### Written problem
Every line that includes the word "Телевизионная" is to be listed.

### Material
** start **
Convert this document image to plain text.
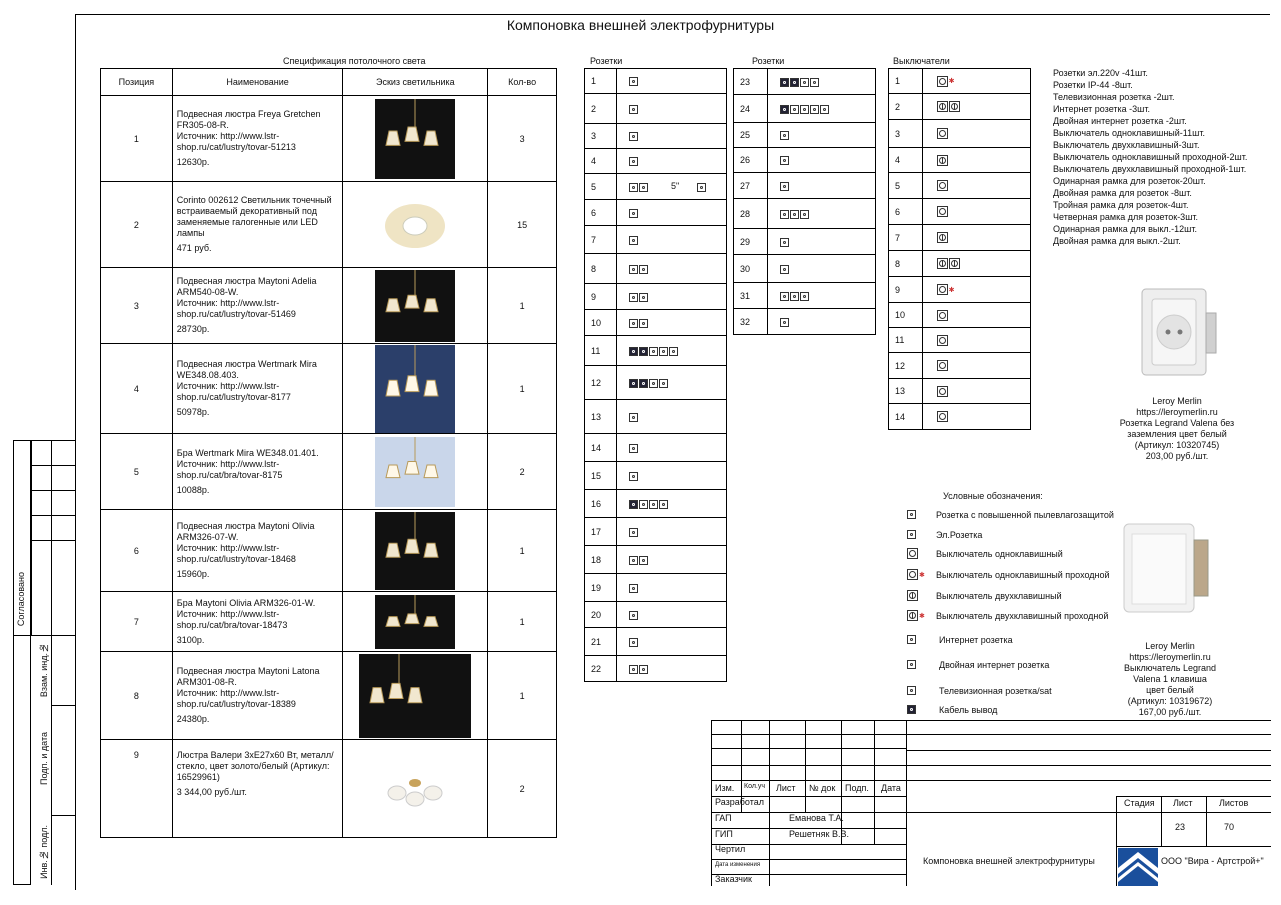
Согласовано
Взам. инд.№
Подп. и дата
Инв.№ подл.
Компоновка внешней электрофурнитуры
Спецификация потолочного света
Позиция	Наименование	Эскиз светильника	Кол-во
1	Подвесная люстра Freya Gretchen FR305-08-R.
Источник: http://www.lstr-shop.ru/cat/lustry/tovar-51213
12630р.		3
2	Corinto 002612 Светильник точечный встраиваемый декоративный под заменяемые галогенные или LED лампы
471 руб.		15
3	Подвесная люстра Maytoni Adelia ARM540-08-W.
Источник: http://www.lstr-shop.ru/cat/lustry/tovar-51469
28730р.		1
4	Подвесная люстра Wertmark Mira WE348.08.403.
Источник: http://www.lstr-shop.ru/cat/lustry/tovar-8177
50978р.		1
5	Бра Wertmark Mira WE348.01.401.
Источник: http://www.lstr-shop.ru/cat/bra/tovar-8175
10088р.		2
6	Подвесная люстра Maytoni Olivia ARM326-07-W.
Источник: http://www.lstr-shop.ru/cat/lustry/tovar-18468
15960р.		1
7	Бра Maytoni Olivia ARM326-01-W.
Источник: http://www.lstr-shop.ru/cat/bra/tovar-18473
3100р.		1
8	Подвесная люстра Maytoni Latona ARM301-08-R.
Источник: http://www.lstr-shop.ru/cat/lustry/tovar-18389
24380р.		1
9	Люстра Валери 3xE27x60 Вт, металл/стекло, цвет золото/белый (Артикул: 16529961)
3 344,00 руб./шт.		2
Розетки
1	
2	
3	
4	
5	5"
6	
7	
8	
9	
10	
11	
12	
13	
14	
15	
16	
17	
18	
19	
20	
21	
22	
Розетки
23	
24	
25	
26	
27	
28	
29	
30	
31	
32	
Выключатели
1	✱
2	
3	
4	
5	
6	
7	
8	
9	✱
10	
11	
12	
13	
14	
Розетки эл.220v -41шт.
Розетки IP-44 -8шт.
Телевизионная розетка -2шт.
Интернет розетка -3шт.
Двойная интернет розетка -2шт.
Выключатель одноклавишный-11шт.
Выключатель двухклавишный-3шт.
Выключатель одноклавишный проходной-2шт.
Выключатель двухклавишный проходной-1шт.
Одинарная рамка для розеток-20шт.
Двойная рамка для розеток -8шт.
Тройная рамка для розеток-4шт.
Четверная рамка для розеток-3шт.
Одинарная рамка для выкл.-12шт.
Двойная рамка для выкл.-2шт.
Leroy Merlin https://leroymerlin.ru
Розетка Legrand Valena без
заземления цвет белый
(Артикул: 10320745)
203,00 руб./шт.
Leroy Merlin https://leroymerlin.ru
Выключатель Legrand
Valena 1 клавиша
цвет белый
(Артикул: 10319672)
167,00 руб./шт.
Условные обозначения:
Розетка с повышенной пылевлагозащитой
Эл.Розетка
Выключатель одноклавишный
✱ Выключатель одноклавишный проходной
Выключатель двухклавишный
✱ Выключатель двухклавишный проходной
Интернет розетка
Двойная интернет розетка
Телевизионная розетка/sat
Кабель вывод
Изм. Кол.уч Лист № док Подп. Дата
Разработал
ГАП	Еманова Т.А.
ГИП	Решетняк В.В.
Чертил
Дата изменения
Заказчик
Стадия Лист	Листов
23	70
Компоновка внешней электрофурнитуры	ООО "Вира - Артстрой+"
** end **
### Expected answer
Телевизионная розетка -2шт.
Телевизионная розетка/sat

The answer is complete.